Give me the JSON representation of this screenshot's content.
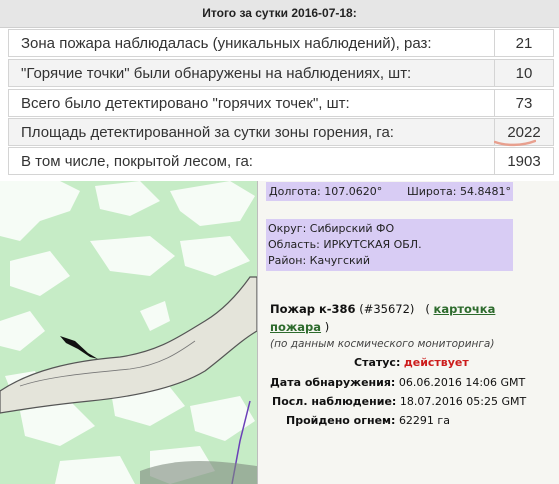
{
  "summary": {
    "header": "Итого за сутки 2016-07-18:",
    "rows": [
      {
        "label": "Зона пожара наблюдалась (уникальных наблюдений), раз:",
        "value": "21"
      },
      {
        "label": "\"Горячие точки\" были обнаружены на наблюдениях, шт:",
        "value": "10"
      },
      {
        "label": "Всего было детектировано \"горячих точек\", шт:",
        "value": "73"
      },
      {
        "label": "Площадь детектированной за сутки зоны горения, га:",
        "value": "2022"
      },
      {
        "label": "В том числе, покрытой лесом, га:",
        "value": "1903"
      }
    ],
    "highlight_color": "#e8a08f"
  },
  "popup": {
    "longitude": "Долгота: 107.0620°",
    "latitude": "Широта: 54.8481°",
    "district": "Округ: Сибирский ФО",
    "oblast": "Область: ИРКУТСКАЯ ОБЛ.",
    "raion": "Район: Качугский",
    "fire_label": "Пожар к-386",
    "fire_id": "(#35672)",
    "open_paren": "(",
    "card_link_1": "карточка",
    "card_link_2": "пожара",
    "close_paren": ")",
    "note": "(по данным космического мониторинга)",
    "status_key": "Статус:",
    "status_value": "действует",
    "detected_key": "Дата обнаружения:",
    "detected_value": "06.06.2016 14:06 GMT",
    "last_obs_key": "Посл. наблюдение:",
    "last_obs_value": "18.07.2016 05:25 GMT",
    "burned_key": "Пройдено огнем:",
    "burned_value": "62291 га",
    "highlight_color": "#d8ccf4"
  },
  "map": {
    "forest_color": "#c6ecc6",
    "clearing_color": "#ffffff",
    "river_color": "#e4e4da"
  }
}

● ● ● ● ● ● ●

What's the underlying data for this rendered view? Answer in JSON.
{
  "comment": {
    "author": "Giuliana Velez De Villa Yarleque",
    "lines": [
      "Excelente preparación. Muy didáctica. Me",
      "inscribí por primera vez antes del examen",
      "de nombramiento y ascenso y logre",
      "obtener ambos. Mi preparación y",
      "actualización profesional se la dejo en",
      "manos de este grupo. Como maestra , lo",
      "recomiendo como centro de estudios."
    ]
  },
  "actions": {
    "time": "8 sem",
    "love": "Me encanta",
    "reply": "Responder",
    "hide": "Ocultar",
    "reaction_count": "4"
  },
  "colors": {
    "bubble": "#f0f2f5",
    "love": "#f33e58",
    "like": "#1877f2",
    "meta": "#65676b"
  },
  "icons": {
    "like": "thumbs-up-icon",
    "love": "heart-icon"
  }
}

● ● ● ● ● ● ●

* [TASK GOAL] Extract, from the material above, each line holding the word "пожара".

* [ANSWER IN FULL]
        "label": "Зона пожара наблюдалась (уникальных наблюдений), раз:",
    "card_link_2": "пожара",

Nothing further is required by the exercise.